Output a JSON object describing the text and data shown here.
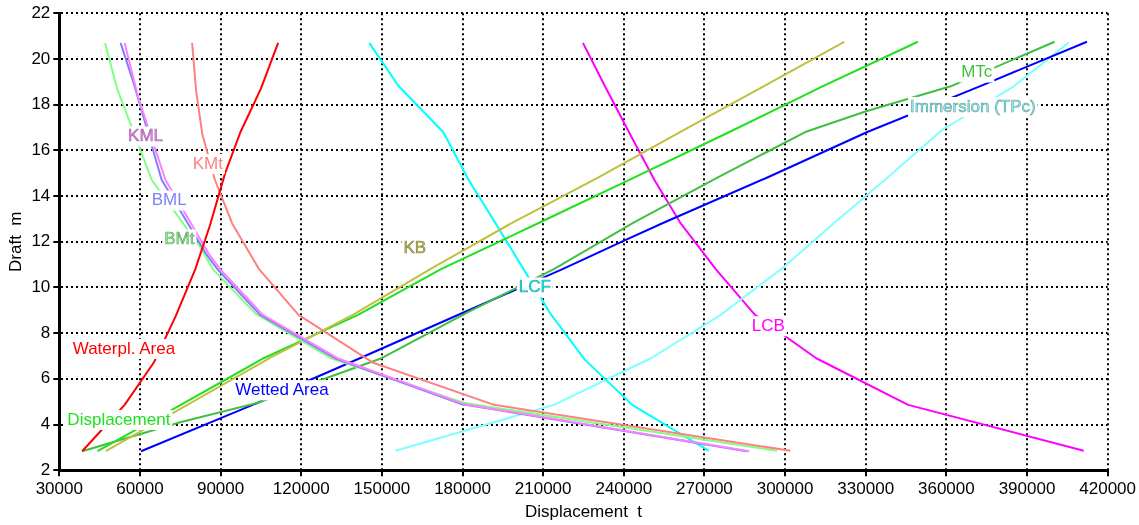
{
  "chart_data": {
    "type": "line",
    "xlabel": "Displacement  t",
    "ylabel": "Draft  m",
    "xlim": [
      30000,
      420000
    ],
    "ylim": [
      2,
      22
    ],
    "xticks": [
      30000,
      60000,
      90000,
      120000,
      150000,
      180000,
      210000,
      240000,
      270000,
      300000,
      330000,
      360000,
      390000,
      420000
    ],
    "yticks": [
      2,
      4,
      6,
      8,
      10,
      12,
      14,
      16,
      18,
      20,
      22
    ],
    "grid": true,
    "series": [
      {
        "name": "Waterpl. Area",
        "color": "#ff0000",
        "x": [
          38500,
          54300,
          65100,
          73300,
          80600,
          86000,
          91700,
          97400,
          105000,
          111400
        ],
        "values": [
          2.83,
          4.86,
          6.7,
          8.74,
          10.8,
          12.7,
          15,
          16.8,
          18.7,
          20.7
        ]
      },
      {
        "name": "KMt",
        "color": "#ff8080",
        "x": [
          302000,
          191700,
          146800,
          119000,
          104300,
          94300,
          87900,
          83200,
          80900,
          79400
        ],
        "values": [
          2.85,
          4.86,
          6.7,
          8.8,
          10.8,
          12.8,
          14.7,
          16.7,
          18.6,
          20.7
        ]
      },
      {
        "name": "KML",
        "color": "#ff80ff",
        "x": [
          286700,
          180300,
          133500,
          105700,
          89800,
          86000,
          69500,
          59400,
          54300
        ],
        "values": [
          2.83,
          4.9,
          6.9,
          8.8,
          10.8,
          11.4,
          14.7,
          18.3,
          20.7
        ]
      },
      {
        "name": "BML",
        "color": "#8080ff",
        "x": [
          285700,
          179300,
          132500,
          104700,
          88800,
          85000,
          68100,
          57900,
          52800
        ],
        "values": [
          2.83,
          4.9,
          6.9,
          8.8,
          10.8,
          11.4,
          14.7,
          18.85,
          20.7
        ]
      },
      {
        "name": "BMt",
        "color": "#80ff80",
        "x": [
          297000,
          180300,
          131000,
          103000,
          87100,
          82200,
          64400,
          51500,
          47000
        ],
        "values": [
          2.85,
          4.95,
          6.9,
          8.85,
          10.8,
          11.8,
          14.7,
          18.7,
          20.7
        ]
      },
      {
        "name": "KB",
        "color": "#c0c040",
        "x": [
          47300,
          108200,
          139200,
          168000,
          198800,
          230400,
          260900,
          292000,
          322000
        ],
        "values": [
          2.83,
          6.9,
          8.8,
          10.8,
          12.85,
          14.8,
          16.8,
          18.8,
          20.75
        ]
      },
      {
        "name": "Displacement",
        "color": "#20e020",
        "x": [
          44200,
          75200,
          106000,
          141100,
          172000,
          208900,
          243800,
          279300,
          313900,
          349400
        ],
        "values": [
          2.83,
          4.86,
          6.9,
          8.8,
          10.8,
          12.85,
          14.8,
          16.8,
          18.8,
          20.75
        ]
      },
      {
        "name": "MTc",
        "color": "#40c040",
        "x": [
          38500,
          75000,
          103800,
          149900,
          181700,
          214000,
          243800,
          274800,
          307500,
          329900,
          361600,
          400300
        ],
        "values": [
          2.83,
          4.1,
          4.95,
          6.9,
          8.9,
          10.8,
          12.85,
          14.8,
          16.8,
          17.7,
          18.8,
          20.75
        ]
      },
      {
        "name": "Wetted Area",
        "color": "#0000ff",
        "x": [
          60400,
          103800,
          141800,
          180400,
          217200,
          239300,
          255200,
          293200,
          330600,
          372400,
          412300
        ],
        "values": [
          2.83,
          4.95,
          6.9,
          8.9,
          10.8,
          12,
          12.85,
          14.8,
          16.8,
          18.8,
          20.75
        ]
      },
      {
        "name": "LCF",
        "color": "#00ffff",
        "x": [
          145300,
          156300,
          172800,
          182300,
          191800,
          202700,
          212700,
          225400,
          243100,
          271700
        ],
        "values": [
          20.7,
          18.8,
          16.8,
          14.7,
          12.9,
          10.8,
          8.85,
          6.85,
          4.86,
          2.85
        ]
      },
      {
        "name": "Immersion (TPc)",
        "color": "#80ffff",
        "x": [
          155100,
          214000,
          250100,
          276100,
          299600,
          318600,
          337600,
          358500,
          385100,
          405400
        ],
        "values": [
          2.85,
          4.86,
          6.9,
          8.8,
          10.9,
          12.85,
          14.75,
          16.9,
          18.8,
          20.7
        ]
      },
      {
        "name": "LCB",
        "color": "#ff00ff",
        "x": [
          224800,
          233000,
          241900,
          251400,
          260900,
          274200,
          288800,
          311600,
          345800,
          411100
        ],
        "values": [
          20.7,
          18.8,
          16.8,
          14.7,
          12.85,
          10.8,
          8.8,
          6.9,
          4.86,
          2.85
        ]
      }
    ]
  }
}
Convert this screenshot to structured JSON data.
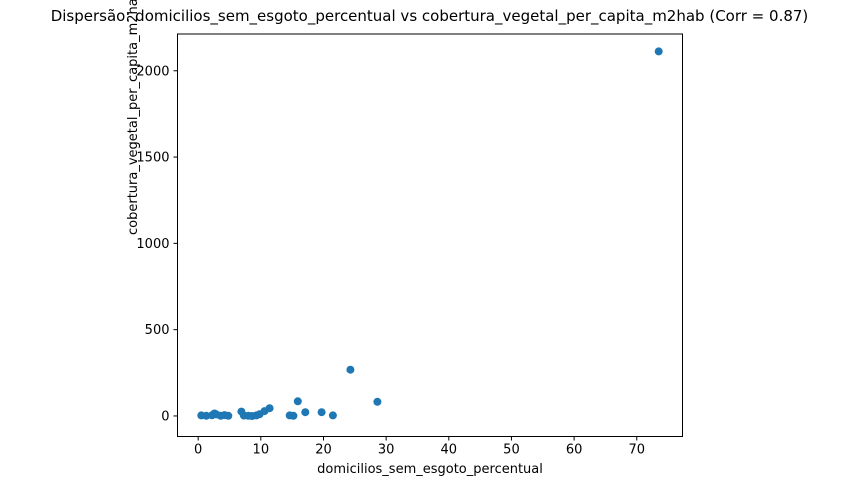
{
  "chart_data": {
    "type": "scatter",
    "title": "Dispersão: domicilios_sem_esgoto_percentual vs cobertura_vegetal_per_capita_m2hab (Corr = 0.87)",
    "xlabel": "domicilios_sem_esgoto_percentual",
    "ylabel": "cobertura_vegetal_per_capita_m2hab",
    "correlation": 0.87,
    "xlim": [
      -3.3,
      77.3
    ],
    "ylim": [
      -119,
      2213
    ],
    "xticks": [
      0,
      10,
      20,
      30,
      40,
      50,
      60,
      70
    ],
    "yticks": [
      0,
      500,
      1000,
      1500,
      2000
    ],
    "grid": false,
    "legend": "none",
    "marker_color": "#1f77b4",
    "spine_color": "#000000",
    "points": [
      [
        0.5,
        3
      ],
      [
        1.3,
        1
      ],
      [
        2.2,
        4
      ],
      [
        2.6,
        14
      ],
      [
        2.9,
        9
      ],
      [
        3.6,
        1
      ],
      [
        4.2,
        5
      ],
      [
        4.8,
        1
      ],
      [
        6.9,
        25
      ],
      [
        7.3,
        2
      ],
      [
        8.0,
        1
      ],
      [
        8.6,
        0
      ],
      [
        9.3,
        3
      ],
      [
        9.8,
        10
      ],
      [
        10.6,
        28
      ],
      [
        11.4,
        45
      ],
      [
        14.6,
        3
      ],
      [
        15.2,
        1
      ],
      [
        15.9,
        85
      ],
      [
        17.1,
        22
      ],
      [
        19.7,
        22
      ],
      [
        21.5,
        3
      ],
      [
        24.3,
        268
      ],
      [
        28.6,
        82
      ],
      [
        73.5,
        2112
      ]
    ]
  }
}
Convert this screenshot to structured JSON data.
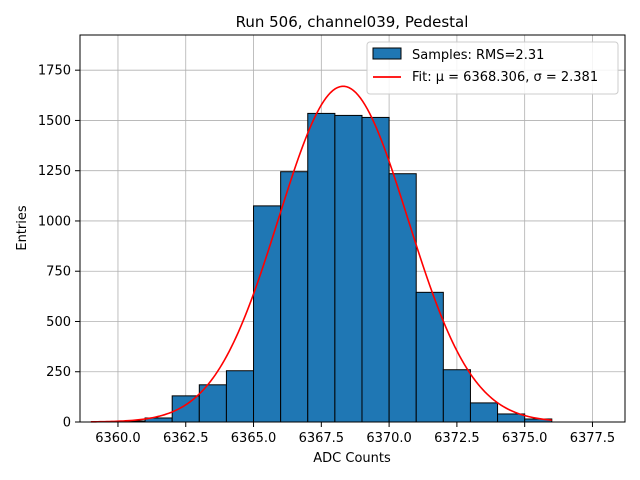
{
  "chart_data": {
    "type": "bar",
    "title": "Run 506, channel039, Pedestal",
    "xlabel": "ADC Counts",
    "ylabel": "Entries",
    "xlim": [
      6358.6,
      6378.7
    ],
    "ylim": [
      0,
      1925
    ],
    "xticks": [
      6360.0,
      6362.5,
      6365.0,
      6367.5,
      6370.0,
      6372.5,
      6375.0,
      6377.5
    ],
    "xtick_labels": [
      "6360.0",
      "6362.5",
      "6365.0",
      "6367.5",
      "6370.0",
      "6372.5",
      "6375.0",
      "6377.5"
    ],
    "yticks": [
      0,
      250,
      500,
      750,
      1000,
      1250,
      1500,
      1750
    ],
    "ytick_labels": [
      "0",
      "250",
      "500",
      "750",
      "1000",
      "1250",
      "1500",
      "1750"
    ],
    "grid": true,
    "legend_position": "top-right",
    "histogram": {
      "name": "Samples: RMS=2.31",
      "bin_edges": [
        6360,
        6361,
        6362,
        6363,
        6364,
        6365,
        6366,
        6367,
        6368,
        6369,
        6370,
        6371,
        6372,
        6373,
        6374,
        6375,
        6376
      ],
      "counts": [
        5,
        20,
        130,
        185,
        255,
        1075,
        1245,
        1535,
        1525,
        1515,
        1235,
        645,
        260,
        95,
        40,
        15
      ],
      "color": "#1f77b4",
      "edge_color": "#000000"
    },
    "fit": {
      "name": "Fit: μ = 6368.306, σ = 2.381",
      "mu": 6368.306,
      "sigma": 2.381,
      "amplitude": 1670,
      "x_range": [
        6359,
        6376
      ],
      "color": "#ff0000"
    }
  }
}
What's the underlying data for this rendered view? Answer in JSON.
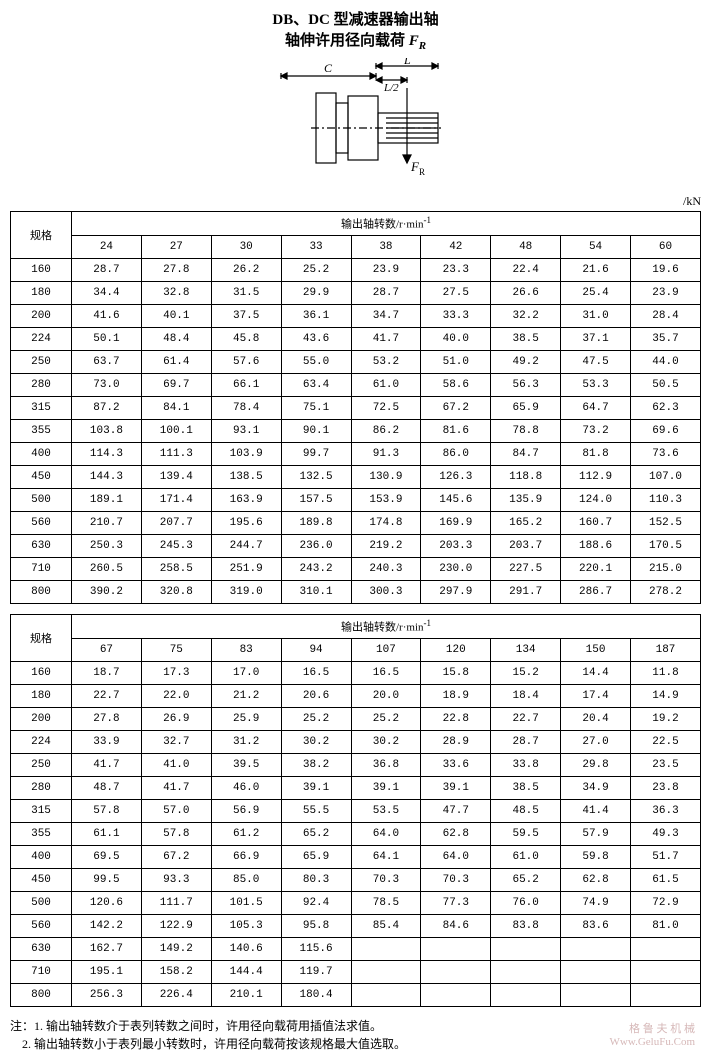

- _AIM OF THE EXERCISE_:
Track down every line holding the string "JSON" and copy it.

- _OUTPUT FOR THIS EXERCISE_:
Output a JSON object describing the text and data shown here.
Convert this screenshot to structured JSON data.
Convert this screenshot to structured JSON data.
What's the underlying data for this rendered view? Answer in JSON.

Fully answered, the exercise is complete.